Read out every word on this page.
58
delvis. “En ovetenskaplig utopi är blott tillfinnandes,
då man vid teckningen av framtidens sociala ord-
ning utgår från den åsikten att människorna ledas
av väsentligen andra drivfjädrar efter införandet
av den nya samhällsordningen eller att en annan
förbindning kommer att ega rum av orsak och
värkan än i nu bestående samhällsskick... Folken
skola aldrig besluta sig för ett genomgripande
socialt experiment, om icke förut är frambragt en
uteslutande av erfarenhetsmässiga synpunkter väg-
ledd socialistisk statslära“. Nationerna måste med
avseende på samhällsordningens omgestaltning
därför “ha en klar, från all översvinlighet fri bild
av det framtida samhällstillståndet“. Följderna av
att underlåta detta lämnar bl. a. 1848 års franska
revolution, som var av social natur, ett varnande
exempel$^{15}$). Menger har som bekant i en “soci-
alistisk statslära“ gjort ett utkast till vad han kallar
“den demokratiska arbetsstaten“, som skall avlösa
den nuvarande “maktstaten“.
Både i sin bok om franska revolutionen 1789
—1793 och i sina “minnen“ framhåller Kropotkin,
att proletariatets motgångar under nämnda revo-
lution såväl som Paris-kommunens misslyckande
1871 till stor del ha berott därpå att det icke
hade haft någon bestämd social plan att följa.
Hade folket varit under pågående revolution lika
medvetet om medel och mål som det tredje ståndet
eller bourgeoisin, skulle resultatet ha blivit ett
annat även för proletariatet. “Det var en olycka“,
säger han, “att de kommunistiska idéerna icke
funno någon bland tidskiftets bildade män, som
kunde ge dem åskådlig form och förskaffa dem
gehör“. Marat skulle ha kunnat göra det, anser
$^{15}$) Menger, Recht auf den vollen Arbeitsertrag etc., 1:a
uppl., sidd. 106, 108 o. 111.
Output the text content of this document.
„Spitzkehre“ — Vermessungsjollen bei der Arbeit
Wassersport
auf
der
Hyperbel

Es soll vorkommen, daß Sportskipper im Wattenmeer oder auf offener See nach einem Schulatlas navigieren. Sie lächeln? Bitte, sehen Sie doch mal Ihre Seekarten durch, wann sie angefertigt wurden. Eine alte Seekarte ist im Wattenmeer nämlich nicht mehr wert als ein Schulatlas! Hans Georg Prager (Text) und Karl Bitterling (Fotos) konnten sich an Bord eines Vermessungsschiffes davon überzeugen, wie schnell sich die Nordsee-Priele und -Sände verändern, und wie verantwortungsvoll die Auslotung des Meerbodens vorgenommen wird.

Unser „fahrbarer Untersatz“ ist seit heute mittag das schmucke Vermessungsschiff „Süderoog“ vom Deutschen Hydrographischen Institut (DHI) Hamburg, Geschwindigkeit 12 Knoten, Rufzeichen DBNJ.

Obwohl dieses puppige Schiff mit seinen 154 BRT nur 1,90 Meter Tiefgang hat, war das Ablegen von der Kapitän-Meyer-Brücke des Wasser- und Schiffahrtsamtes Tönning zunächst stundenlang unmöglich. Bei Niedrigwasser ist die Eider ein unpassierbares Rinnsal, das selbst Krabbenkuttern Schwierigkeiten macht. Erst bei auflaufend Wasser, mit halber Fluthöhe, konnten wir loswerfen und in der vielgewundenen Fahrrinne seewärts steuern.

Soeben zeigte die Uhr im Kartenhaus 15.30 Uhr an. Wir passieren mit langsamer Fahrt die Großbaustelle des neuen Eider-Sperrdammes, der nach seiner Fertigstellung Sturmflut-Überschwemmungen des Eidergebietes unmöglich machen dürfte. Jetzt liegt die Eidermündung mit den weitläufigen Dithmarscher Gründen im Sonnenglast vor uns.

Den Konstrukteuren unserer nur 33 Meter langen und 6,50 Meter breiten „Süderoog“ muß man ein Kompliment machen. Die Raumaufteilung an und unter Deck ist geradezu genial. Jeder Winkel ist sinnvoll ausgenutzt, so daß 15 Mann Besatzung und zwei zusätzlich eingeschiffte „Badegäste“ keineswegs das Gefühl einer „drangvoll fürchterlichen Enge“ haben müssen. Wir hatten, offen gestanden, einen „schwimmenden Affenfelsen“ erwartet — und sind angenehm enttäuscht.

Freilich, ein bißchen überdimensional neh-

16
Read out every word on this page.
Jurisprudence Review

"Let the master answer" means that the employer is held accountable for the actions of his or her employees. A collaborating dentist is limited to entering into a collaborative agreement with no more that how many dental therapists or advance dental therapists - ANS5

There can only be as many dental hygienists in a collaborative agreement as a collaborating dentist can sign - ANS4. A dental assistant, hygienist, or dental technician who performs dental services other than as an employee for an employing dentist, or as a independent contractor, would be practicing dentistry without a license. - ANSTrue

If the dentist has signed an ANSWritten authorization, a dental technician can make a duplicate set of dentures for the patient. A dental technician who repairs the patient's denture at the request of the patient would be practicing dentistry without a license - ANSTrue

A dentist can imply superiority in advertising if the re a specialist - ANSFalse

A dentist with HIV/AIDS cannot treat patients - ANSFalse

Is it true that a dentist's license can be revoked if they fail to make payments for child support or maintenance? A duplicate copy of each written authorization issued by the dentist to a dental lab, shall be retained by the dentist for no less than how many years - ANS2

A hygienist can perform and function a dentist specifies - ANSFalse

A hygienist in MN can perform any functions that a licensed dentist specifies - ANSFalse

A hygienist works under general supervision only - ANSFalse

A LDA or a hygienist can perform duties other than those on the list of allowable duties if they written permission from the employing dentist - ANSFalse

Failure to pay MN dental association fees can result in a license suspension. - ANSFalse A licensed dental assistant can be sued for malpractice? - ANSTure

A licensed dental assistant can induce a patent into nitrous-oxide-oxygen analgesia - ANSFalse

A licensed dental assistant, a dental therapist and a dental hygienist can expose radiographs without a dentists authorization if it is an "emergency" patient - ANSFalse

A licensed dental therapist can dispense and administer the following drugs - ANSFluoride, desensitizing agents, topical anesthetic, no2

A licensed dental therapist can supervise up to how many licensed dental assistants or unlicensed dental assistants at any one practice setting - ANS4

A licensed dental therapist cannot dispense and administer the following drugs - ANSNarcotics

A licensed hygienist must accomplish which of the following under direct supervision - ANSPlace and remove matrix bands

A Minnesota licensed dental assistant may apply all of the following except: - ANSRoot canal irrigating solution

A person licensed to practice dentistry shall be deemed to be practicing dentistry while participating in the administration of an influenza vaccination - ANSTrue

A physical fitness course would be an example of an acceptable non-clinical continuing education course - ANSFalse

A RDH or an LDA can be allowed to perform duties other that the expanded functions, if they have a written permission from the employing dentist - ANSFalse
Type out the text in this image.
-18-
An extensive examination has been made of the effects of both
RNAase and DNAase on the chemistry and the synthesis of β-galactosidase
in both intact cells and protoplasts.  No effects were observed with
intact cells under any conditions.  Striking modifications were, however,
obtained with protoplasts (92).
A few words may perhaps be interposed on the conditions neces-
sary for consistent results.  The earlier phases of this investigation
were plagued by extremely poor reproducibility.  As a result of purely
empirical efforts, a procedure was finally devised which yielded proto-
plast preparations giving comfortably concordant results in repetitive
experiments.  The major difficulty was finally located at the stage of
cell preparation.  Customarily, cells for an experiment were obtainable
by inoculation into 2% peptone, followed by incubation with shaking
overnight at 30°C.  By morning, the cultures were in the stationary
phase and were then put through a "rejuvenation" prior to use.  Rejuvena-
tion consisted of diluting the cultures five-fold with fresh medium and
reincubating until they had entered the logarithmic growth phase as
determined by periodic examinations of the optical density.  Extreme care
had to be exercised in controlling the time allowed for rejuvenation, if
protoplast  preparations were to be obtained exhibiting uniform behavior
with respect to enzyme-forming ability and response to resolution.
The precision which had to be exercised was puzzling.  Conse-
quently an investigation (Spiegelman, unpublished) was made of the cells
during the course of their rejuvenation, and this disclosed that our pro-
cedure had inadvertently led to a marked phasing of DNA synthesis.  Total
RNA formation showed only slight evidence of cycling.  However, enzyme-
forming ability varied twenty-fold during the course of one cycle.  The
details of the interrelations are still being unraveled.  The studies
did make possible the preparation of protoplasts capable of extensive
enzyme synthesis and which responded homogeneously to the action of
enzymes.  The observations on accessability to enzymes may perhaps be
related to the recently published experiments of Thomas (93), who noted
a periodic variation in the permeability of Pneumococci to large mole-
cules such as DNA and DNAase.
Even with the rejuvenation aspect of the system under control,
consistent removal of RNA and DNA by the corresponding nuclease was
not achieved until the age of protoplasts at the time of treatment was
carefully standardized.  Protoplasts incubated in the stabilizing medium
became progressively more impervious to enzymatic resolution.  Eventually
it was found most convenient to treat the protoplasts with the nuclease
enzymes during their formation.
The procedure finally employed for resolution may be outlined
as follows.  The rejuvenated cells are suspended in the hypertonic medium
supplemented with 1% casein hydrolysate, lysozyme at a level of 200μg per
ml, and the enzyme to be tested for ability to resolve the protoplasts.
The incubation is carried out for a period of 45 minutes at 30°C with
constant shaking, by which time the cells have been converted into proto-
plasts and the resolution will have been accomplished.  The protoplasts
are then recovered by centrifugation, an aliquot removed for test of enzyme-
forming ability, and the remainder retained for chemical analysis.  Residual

> _Assignment_:
Report all lines of the data above that include the string "machen".

> _Reply_:
Soeben zeigte die Uhr im Kartenhaus 15.30 Uhr an. Wir passieren mit langsamer Fahrt die Großbaustelle des neuen Eider-Sperrdammes, der nach seiner Fertigstellung Sturmflut-Überschwemmungen des Eidergebietes unmöglich machen dürfte. Jetzt liegt die Eidermündung mit den weitläufigen Dithmarscher Gründen im Sonnenglast vor uns.
Den Konstrukteuren unserer nur 33 Meter langen und 6,50 Meter breiten „Süderoog“ muß man ein Kompliment machen. Die Raumaufteilung an und unter Deck ist geradezu genial. Jeder Winkel ist sinnvoll ausgenutzt, so daß 15 Mann Besatzung und zwei zusätzlich eingeschiffte „Badegäste“ keineswegs das Gefühl einer „drangvoll fürchterlichen Enge“ haben müssen. Wir hatten, offen gestanden, einen „schwimmenden Affenfelsen“ erwartet — und sind angenehm enttäuscht.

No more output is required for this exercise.